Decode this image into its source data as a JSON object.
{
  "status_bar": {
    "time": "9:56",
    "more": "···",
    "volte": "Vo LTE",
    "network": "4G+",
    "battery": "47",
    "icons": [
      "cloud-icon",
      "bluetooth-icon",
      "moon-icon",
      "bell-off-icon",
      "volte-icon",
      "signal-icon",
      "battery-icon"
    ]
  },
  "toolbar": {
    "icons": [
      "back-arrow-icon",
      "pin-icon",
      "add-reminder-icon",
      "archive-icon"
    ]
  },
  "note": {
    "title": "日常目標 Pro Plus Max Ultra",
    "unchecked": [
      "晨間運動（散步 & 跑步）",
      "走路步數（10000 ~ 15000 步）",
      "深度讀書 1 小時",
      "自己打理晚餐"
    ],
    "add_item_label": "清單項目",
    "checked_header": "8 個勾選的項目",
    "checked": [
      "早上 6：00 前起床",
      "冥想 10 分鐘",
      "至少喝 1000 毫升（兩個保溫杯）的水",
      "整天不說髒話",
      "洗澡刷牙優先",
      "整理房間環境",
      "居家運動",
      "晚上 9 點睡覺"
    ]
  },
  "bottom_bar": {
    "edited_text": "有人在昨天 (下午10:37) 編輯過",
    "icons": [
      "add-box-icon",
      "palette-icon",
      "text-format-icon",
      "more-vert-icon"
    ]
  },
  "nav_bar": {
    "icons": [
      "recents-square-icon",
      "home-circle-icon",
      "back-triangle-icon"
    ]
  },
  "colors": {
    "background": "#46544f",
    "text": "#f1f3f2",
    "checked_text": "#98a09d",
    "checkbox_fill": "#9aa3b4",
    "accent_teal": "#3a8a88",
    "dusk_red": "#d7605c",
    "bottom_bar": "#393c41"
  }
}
...
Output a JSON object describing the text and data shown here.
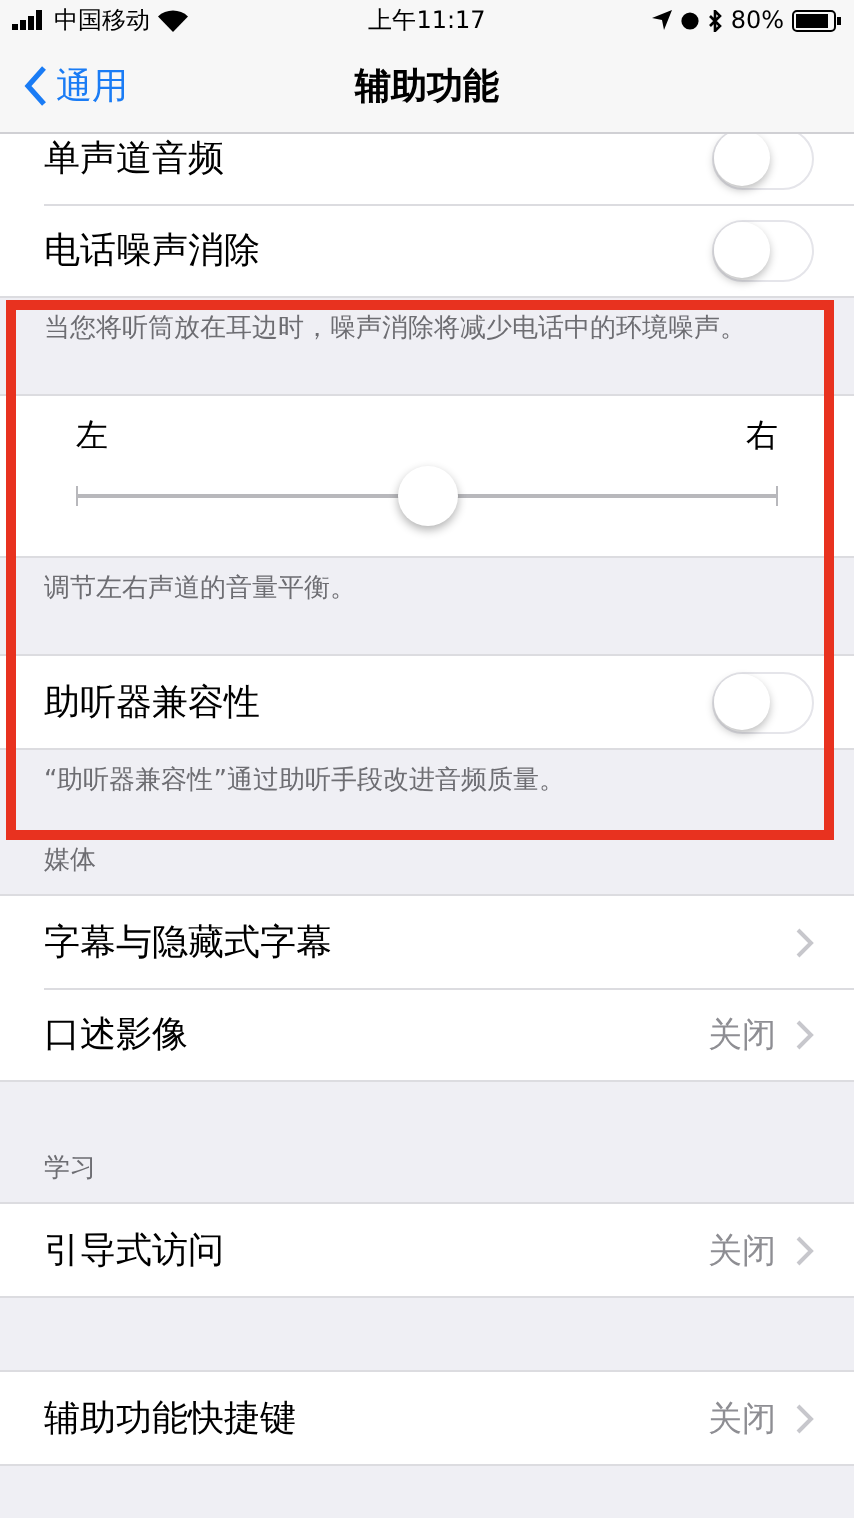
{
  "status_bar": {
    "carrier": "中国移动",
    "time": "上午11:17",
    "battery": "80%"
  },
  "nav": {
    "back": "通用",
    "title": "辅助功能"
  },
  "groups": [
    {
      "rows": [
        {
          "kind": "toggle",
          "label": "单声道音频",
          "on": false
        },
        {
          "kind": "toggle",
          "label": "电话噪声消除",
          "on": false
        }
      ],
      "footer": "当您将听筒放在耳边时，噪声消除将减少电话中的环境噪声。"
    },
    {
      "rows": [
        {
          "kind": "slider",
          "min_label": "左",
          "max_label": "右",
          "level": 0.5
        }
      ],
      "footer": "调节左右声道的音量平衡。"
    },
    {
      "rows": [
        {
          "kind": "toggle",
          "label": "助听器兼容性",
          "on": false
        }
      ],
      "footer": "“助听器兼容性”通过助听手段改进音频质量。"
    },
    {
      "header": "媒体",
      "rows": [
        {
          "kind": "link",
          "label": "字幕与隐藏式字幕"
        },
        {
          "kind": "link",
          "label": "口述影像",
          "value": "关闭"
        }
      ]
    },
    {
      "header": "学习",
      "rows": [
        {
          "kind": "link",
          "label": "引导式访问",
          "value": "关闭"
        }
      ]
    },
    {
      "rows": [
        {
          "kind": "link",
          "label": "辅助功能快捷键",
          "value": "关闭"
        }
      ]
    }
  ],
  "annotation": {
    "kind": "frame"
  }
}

* PROBLEM REQUIREMENTS:
Identify and copy all lines with the word "object".

* THE OUTPUT:
Decode this image into its source data as a JSON object.
Output a JSON object describing the text and data shown here.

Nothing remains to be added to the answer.